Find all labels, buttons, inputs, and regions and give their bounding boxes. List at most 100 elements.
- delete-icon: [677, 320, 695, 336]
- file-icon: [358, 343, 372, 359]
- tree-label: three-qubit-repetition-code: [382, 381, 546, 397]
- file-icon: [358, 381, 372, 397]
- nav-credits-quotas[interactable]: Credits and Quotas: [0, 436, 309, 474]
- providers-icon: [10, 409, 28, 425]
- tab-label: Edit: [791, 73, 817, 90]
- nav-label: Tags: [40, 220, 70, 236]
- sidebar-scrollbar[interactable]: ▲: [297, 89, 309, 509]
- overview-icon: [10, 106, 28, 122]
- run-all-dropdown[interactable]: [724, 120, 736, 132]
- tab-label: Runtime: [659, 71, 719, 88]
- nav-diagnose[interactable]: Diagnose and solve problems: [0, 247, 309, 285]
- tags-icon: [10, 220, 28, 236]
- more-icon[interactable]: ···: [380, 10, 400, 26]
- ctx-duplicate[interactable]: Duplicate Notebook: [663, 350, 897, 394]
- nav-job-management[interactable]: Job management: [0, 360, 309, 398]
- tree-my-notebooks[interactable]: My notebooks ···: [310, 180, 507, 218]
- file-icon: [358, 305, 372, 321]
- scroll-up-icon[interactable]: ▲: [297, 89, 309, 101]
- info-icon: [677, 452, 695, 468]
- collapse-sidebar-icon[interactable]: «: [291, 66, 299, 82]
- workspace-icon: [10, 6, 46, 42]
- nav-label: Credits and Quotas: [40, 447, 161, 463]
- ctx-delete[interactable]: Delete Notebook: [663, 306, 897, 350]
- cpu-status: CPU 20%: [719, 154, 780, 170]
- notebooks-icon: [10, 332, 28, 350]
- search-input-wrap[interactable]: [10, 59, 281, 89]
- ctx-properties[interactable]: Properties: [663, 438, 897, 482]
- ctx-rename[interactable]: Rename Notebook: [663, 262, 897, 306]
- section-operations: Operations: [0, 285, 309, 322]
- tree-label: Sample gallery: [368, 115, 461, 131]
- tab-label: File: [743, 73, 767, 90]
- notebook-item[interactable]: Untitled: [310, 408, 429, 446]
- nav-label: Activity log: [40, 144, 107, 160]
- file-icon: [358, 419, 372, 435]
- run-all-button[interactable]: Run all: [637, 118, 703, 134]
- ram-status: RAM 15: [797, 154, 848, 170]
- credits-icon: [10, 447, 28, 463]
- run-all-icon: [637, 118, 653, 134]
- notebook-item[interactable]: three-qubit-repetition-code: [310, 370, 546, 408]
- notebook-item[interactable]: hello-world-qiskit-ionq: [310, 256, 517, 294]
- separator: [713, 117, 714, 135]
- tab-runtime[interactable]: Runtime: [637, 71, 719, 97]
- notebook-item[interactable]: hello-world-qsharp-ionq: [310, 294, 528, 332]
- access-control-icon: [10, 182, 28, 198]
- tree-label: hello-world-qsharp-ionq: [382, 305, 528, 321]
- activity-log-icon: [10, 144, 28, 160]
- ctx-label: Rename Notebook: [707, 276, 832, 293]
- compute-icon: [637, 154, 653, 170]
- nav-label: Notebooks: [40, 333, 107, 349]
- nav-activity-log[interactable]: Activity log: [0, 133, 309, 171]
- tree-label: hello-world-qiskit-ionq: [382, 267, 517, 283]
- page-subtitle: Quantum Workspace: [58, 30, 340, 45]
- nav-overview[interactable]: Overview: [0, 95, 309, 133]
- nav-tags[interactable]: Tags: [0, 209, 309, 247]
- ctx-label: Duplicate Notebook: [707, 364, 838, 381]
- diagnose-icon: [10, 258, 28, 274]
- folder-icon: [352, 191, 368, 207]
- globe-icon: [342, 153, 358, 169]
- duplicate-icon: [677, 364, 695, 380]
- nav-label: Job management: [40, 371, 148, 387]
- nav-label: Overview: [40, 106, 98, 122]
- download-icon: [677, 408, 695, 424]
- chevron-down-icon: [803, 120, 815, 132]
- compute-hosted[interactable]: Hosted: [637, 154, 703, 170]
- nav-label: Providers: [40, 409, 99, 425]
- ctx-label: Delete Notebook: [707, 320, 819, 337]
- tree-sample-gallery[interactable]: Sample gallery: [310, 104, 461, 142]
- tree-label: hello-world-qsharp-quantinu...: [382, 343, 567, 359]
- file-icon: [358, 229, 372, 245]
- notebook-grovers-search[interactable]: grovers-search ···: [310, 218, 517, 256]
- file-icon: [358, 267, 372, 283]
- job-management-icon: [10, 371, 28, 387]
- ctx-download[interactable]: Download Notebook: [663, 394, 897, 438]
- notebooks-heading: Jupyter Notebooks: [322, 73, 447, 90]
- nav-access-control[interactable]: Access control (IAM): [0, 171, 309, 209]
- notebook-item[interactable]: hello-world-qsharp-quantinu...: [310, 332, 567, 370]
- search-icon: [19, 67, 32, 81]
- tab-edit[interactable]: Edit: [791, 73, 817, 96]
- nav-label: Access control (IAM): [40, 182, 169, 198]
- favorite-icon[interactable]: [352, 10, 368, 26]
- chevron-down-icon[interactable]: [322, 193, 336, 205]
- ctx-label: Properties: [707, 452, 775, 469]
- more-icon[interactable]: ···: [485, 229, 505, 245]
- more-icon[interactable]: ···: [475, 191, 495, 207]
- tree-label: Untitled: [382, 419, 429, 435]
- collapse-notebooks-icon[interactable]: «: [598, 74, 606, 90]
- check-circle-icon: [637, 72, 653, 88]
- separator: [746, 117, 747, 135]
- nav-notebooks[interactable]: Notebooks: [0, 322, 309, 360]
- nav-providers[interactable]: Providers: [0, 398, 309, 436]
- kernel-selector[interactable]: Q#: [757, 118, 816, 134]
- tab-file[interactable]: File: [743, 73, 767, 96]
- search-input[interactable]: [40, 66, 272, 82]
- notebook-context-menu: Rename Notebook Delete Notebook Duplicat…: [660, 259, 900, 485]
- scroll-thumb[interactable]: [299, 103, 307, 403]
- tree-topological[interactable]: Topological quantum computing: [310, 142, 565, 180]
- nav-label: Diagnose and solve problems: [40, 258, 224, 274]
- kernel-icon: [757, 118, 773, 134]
==
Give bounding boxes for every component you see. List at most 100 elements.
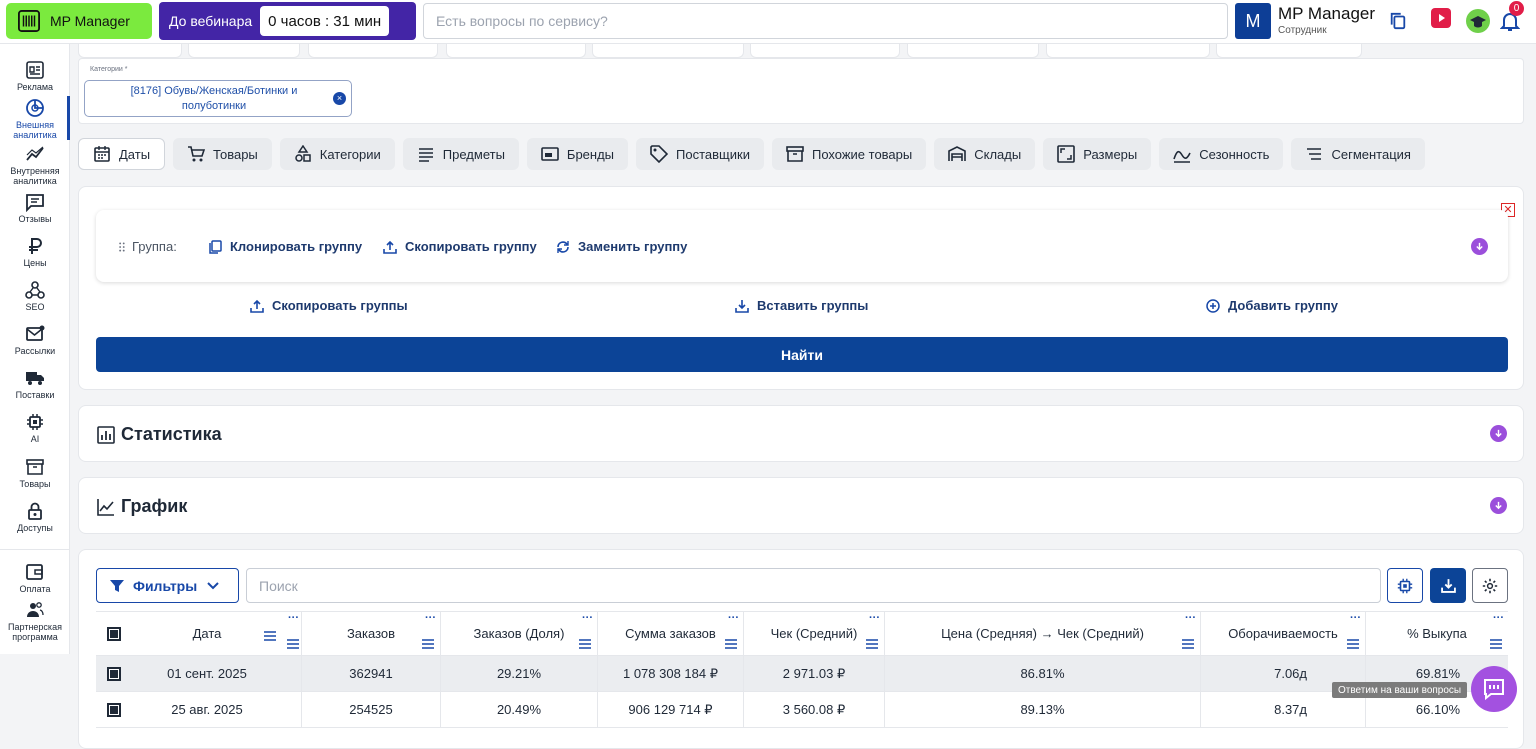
---
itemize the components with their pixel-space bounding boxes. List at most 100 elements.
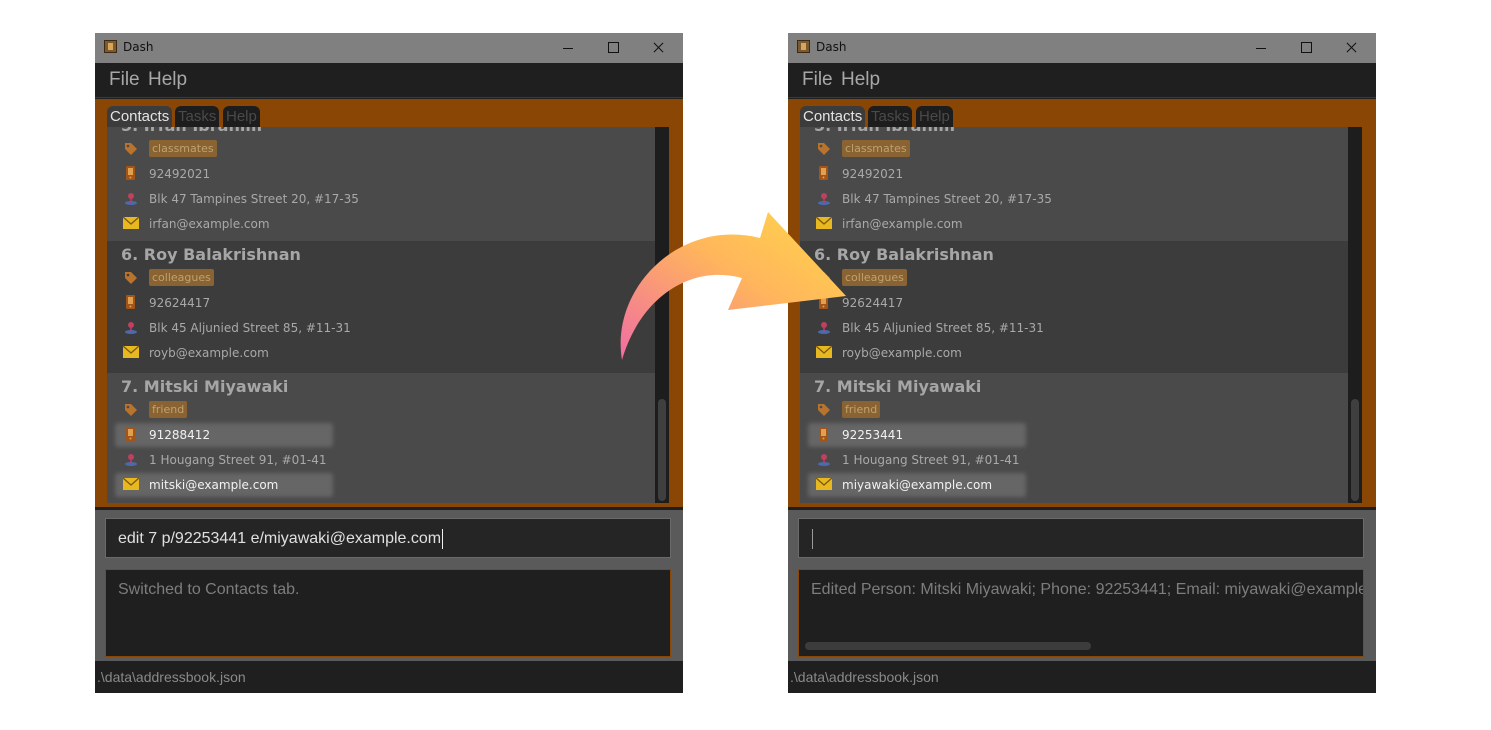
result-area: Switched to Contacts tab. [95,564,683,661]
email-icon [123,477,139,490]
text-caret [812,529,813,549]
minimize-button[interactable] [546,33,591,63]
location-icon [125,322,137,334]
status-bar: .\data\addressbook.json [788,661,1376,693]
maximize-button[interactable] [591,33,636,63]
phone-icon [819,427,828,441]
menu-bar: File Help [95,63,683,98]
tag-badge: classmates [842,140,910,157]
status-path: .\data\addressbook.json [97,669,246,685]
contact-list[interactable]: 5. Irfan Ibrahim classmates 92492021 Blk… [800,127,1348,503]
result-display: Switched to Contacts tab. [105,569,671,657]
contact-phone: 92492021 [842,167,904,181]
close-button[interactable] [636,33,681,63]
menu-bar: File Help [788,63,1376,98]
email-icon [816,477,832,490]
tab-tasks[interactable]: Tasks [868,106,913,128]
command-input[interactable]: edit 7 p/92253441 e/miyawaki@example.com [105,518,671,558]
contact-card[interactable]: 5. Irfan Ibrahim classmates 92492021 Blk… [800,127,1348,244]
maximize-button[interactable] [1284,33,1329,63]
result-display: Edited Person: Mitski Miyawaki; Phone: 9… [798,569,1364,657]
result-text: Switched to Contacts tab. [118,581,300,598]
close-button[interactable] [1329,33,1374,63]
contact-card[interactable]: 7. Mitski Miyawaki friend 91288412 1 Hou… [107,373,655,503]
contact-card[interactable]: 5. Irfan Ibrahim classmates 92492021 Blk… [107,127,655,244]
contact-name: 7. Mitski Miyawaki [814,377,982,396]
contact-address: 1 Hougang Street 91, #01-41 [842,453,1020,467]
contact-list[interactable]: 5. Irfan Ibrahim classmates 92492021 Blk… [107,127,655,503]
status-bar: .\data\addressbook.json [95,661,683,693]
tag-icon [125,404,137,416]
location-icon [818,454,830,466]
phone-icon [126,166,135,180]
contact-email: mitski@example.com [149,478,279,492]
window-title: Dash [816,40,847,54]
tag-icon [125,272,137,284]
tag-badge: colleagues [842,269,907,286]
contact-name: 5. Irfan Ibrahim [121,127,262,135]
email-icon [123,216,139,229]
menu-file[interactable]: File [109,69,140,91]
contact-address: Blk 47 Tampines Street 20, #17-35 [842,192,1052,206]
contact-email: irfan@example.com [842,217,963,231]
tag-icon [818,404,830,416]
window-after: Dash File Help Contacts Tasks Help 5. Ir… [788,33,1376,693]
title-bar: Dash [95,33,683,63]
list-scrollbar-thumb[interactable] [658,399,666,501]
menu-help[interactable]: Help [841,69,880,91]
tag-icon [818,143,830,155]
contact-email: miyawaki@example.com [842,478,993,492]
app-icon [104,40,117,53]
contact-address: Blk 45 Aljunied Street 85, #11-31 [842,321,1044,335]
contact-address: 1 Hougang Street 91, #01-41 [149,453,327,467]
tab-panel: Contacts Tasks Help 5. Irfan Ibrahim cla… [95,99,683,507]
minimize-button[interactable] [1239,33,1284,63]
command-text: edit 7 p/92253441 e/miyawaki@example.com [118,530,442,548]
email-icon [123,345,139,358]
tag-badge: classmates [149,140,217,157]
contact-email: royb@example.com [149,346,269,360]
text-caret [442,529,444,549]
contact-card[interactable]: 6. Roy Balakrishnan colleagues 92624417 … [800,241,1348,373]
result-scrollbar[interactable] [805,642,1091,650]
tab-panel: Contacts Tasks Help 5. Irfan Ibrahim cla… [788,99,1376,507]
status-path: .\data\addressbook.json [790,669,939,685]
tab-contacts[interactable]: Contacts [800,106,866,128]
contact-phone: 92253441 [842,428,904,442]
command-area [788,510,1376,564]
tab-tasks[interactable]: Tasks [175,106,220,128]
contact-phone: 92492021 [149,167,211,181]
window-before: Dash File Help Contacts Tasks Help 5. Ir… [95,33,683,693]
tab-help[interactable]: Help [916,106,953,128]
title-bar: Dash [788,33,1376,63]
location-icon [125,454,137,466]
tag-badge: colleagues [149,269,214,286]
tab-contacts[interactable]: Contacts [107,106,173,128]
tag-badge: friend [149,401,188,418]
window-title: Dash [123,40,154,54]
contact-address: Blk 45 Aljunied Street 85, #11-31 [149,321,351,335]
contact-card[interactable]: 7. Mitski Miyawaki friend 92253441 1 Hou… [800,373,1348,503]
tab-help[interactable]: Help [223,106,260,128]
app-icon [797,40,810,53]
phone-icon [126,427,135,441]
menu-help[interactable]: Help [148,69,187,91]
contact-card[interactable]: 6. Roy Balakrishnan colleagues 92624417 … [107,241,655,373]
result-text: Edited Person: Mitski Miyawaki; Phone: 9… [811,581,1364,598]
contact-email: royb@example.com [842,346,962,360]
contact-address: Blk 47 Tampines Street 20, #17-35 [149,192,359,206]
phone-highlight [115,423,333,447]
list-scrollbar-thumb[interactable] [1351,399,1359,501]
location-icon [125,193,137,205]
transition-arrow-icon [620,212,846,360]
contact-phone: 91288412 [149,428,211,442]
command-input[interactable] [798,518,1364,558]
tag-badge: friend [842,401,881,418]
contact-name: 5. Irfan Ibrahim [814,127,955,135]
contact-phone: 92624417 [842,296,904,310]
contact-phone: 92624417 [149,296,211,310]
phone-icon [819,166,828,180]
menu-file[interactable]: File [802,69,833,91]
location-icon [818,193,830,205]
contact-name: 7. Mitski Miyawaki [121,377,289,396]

* _What the task requires_: Could you print the stretch of item lines from the one containing "Find all labels, buttons, inputs, and" through the one containing "- nav-credits-quotas[interactable]: Credits", copying each line verbatim?

* _Result of the task_:
Find all labels, buttons, inputs, and regions and give their bounding boxes. List at most 100 elements.
- delete-icon: [677, 320, 695, 336]
- file-icon: [358, 343, 372, 359]
- tree-label: three-qubit-repetition-code: [382, 381, 546, 397]
- file-icon: [358, 381, 372, 397]
- nav-credits-quotas[interactable]: Credits and Quotas: [0, 436, 309, 474]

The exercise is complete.